Stored items from a collection
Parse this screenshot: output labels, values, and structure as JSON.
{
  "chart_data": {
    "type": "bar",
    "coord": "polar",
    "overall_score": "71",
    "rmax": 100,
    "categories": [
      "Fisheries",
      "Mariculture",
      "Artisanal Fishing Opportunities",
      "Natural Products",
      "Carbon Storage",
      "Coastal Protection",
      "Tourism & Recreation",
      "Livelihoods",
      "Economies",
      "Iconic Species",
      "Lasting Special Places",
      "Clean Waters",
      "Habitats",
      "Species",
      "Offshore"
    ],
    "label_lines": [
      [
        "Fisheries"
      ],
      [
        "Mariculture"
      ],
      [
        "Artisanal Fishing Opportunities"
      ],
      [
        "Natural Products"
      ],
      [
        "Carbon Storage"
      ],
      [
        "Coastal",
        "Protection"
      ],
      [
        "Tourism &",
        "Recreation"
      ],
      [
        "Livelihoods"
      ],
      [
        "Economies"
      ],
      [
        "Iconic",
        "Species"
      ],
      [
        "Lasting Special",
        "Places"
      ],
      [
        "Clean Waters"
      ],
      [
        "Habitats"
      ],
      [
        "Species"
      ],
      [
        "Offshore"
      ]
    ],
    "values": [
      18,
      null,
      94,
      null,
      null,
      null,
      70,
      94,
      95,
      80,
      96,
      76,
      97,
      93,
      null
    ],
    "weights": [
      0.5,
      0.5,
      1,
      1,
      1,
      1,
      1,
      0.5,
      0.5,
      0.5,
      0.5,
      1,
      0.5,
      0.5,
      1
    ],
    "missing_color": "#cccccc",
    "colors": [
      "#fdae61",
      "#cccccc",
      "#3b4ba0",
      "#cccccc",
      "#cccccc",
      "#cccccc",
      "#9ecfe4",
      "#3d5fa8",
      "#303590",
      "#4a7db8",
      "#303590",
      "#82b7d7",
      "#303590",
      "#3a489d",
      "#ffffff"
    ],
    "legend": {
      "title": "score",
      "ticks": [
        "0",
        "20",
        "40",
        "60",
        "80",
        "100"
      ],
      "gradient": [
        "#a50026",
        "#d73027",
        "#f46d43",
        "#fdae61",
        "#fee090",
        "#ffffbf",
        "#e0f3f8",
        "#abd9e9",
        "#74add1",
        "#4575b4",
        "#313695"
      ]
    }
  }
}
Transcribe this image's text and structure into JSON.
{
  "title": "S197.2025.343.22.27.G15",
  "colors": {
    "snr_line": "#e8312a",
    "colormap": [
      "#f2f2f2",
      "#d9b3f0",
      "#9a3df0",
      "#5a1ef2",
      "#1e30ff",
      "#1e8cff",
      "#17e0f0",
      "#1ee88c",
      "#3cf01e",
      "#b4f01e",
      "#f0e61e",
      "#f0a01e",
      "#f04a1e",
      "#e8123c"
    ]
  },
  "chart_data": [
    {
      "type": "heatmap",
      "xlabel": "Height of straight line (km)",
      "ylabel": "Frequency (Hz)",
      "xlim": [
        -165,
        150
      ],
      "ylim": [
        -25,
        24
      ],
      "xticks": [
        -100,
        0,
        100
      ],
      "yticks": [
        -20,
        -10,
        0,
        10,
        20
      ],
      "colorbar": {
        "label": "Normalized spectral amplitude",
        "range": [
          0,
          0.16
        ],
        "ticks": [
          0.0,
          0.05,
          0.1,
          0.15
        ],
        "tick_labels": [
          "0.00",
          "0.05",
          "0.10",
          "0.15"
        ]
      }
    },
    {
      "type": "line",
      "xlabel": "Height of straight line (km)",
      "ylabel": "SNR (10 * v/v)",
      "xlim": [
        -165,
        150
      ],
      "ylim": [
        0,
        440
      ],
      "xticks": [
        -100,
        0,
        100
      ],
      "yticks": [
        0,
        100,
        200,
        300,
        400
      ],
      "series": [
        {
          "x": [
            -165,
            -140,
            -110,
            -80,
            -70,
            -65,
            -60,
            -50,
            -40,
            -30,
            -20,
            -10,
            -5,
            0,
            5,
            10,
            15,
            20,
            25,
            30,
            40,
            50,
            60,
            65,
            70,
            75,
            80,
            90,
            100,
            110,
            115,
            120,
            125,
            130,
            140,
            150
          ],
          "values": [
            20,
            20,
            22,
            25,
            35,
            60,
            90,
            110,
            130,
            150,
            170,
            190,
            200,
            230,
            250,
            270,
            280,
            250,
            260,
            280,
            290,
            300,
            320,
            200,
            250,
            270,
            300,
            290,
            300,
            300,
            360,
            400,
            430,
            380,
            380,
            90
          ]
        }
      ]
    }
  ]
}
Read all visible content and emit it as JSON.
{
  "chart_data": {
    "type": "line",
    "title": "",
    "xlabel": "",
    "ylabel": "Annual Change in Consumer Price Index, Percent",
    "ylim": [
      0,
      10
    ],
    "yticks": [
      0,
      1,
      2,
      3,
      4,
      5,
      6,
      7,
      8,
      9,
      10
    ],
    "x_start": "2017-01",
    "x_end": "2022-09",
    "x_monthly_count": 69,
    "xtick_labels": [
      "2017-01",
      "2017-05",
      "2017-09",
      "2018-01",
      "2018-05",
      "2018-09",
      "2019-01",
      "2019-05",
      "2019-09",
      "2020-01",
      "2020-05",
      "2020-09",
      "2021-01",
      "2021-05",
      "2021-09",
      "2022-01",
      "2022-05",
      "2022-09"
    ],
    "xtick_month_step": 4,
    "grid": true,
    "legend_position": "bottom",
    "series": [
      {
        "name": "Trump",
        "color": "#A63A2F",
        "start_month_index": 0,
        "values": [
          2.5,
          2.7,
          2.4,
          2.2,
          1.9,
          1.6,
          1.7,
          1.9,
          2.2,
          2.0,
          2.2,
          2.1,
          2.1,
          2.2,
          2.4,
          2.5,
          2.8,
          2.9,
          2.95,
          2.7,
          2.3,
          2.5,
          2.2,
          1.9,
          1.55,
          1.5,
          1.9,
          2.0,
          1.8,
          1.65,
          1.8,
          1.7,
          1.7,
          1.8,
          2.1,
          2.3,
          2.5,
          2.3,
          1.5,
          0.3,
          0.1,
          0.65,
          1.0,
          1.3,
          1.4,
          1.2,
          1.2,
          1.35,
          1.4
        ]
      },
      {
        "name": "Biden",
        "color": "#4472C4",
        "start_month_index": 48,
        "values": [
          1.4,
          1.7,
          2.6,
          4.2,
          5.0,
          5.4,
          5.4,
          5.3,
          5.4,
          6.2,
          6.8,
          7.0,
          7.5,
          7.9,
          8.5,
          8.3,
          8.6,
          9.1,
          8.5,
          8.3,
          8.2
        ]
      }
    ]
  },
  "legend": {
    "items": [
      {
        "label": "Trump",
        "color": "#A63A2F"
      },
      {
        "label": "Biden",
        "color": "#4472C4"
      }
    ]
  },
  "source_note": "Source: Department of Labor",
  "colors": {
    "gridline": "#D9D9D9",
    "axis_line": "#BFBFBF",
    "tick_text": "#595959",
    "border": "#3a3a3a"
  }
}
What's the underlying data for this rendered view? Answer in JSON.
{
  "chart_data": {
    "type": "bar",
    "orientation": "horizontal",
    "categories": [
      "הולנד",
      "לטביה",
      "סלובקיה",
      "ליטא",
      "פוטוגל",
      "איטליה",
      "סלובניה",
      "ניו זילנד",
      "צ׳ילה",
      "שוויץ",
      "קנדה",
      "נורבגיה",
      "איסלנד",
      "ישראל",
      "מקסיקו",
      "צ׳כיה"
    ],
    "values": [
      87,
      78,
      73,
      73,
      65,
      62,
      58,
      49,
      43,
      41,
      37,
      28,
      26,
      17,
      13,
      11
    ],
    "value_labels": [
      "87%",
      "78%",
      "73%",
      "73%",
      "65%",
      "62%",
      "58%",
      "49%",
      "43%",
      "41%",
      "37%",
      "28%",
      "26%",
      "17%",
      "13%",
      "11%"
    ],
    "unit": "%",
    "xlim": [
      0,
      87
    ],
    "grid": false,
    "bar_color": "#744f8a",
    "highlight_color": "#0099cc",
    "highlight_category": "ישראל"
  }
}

• **WORK TO BE COMPLETED**:
Above are the records. Identify each line that contains the word "ylabel".

• **TASK RESULT**:
      "ylabel": "Frequency (Hz)",
      "ylabel": "SNR (10 * v/v)",
    "ylabel": "Annual Change in Consumer Price Index, Percent",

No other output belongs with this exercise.